* Given task: What follows is a listing to be transcribed exactly.

Stored data:
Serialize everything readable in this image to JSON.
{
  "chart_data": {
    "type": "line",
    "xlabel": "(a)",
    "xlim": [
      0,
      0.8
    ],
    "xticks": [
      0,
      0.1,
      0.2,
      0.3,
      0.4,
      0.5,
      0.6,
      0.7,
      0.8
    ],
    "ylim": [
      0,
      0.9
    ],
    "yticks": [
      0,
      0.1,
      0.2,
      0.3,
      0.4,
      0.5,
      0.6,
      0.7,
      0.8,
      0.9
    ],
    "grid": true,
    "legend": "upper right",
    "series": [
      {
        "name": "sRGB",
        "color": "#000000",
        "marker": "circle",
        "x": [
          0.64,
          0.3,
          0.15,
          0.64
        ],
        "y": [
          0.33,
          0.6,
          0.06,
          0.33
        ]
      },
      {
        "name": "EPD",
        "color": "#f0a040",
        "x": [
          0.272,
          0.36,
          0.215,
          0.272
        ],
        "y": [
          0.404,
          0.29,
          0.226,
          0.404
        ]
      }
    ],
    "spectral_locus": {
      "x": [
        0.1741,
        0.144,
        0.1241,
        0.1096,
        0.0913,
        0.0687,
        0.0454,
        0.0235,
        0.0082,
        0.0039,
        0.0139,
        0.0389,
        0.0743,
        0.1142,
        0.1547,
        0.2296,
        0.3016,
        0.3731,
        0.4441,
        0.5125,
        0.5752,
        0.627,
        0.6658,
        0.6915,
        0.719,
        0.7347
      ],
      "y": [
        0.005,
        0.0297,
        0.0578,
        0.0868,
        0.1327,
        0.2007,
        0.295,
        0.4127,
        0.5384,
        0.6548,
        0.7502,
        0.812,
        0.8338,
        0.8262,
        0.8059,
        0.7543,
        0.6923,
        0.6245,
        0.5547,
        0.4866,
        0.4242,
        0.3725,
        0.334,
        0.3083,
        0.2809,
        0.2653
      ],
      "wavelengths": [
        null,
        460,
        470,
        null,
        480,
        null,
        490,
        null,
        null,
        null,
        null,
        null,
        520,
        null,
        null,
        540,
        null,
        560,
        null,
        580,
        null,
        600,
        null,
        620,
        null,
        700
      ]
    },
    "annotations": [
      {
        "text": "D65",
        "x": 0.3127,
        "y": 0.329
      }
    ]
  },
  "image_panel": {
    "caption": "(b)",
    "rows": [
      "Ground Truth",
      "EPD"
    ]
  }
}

* Expected output:
Serialize everything readable in this image to JSON.
{
  "chart_data": {
    "type": "line",
    "xlabel": "(a)",
    "xlim": [
      0,
      0.8
    ],
    "xticks": [
      0,
      0.1,
      0.2,
      0.3,
      0.4,
      0.5,
      0.6,
      0.7,
      0.8
    ],
    "ylim": [
      0,
      0.9
    ],
    "yticks": [
      0,
      0.1,
      0.2,
      0.3,
      0.4,
      0.5,
      0.6,
      0.7,
      0.8,
      0.9
    ],
    "grid": true,
    "legend": "upper right",
    "series": [
      {
        "name": "sRGB",
        "color": "#000000",
        "marker": "circle",
        "x": [
          0.64,
          0.3,
          0.15,
          0.64
        ],
        "y": [
          0.33,
          0.6,
          0.06,
          0.33
        ]
      },
      {
        "name": "EPD",
        "color": "#f0a040",
        "x": [
          0.272,
          0.36,
          0.215,
          0.272
        ],
        "y": [
          0.404,
          0.29,
          0.226,
          0.404
        ]
      }
    ],
    "spectral_locus": {
      "x": [
        0.1741,
        0.144,
        0.1241,
        0.1096,
        0.0913,
        0.0687,
        0.0454,
        0.0235,
        0.0082,
        0.0039,
        0.0139,
        0.0389,
        0.0743,
        0.1142,
        0.1547,
        0.2296,
        0.3016,
        0.3731,
        0.4441,
        0.5125,
        0.5752,
        0.627,
        0.6658,
        0.6915,
        0.719,
        0.7347
      ],
      "y": [
        0.005,
        0.0297,
        0.0578,
        0.0868,
        0.1327,
        0.2007,
        0.295,
        0.4127,
        0.5384,
        0.6548,
        0.7502,
        0.812,
        0.8338,
        0.8262,
        0.8059,
        0.7543,
        0.6923,
        0.6245,
        0.5547,
        0.4866,
        0.4242,
        0.3725,
        0.334,
        0.3083,
        0.2809,
        0.2653
      ],
      "wavelengths": [
        null,
        460,
        470,
        null,
        480,
        null,
        490,
        null,
        null,
        null,
        null,
        null,
        520,
        null,
        null,
        540,
        null,
        560,
        null,
        580,
        null,
        600,
        null,
        620,
        null,
        700
      ]
    },
    "annotations": [
      {
        "text": "D65",
        "x": 0.3127,
        "y": 0.329
      }
    ]
  },
  "image_panel": {
    "caption": "(b)",
    "rows": [
      "Ground Truth",
      "EPD"
    ]
  }
}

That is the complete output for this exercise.